### The task
Extract all lines from the data beneath that include the word "April".
#### Extracted information
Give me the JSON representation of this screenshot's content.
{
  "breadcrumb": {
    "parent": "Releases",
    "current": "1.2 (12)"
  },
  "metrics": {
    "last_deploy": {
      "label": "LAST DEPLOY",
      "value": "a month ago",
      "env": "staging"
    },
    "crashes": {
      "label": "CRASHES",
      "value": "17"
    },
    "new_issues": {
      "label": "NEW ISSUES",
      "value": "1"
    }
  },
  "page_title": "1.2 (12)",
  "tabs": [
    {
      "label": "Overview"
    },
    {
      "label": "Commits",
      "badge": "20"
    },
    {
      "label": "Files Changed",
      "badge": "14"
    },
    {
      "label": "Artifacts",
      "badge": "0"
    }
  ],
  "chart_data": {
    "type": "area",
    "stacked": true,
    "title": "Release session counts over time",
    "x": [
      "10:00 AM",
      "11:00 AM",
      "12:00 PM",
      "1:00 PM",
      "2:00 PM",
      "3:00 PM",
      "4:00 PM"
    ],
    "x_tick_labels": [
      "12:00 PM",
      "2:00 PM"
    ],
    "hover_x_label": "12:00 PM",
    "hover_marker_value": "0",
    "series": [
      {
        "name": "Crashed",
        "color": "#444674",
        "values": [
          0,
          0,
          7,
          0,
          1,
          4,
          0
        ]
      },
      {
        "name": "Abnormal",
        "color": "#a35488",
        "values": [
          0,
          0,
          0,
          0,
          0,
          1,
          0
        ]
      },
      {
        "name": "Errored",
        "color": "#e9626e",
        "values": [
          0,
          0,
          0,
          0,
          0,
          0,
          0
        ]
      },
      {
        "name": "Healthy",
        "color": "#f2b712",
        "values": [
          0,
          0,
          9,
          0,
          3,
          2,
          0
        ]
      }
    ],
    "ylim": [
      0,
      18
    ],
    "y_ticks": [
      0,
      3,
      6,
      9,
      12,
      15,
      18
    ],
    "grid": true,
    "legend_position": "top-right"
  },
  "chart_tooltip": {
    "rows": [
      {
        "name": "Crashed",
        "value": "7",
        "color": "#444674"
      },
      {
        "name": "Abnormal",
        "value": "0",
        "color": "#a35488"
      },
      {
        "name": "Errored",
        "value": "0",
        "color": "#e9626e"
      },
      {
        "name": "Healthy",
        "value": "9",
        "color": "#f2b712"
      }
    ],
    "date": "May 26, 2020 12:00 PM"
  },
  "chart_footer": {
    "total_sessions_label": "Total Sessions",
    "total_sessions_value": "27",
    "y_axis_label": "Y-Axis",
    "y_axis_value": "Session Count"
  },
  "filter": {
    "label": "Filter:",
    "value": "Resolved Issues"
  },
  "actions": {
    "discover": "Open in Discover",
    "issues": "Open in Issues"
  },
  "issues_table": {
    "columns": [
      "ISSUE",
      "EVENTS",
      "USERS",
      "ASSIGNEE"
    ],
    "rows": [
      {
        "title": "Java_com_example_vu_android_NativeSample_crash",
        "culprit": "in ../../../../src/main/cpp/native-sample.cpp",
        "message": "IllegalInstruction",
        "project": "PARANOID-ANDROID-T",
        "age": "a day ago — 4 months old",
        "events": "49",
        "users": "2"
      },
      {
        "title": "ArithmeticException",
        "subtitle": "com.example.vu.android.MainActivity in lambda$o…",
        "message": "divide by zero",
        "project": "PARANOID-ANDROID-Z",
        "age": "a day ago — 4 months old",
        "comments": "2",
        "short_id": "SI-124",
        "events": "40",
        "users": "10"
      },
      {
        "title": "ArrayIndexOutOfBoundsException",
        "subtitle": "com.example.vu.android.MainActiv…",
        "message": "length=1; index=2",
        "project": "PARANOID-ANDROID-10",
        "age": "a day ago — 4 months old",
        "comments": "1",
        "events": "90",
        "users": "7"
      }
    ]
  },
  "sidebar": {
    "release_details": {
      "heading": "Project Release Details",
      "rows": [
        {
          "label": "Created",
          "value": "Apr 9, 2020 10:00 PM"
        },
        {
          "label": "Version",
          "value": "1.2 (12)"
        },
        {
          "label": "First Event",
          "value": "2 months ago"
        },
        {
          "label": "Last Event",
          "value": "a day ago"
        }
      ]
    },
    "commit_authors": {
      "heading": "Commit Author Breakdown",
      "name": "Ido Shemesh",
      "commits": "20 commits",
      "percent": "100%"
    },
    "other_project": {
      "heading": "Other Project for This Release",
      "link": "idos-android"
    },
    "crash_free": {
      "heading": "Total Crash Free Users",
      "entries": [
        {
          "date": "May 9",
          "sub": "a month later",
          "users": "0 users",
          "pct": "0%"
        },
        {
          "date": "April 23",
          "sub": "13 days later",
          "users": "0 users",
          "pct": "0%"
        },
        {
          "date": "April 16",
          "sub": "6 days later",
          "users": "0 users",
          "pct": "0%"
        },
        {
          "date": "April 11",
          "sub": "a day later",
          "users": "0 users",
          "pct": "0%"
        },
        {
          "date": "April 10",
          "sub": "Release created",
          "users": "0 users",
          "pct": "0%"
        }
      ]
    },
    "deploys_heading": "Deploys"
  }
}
########
### Worked solution
          "date": "April 23",
          "date": "April 16",
          "date": "April 11",
          "date": "April 10",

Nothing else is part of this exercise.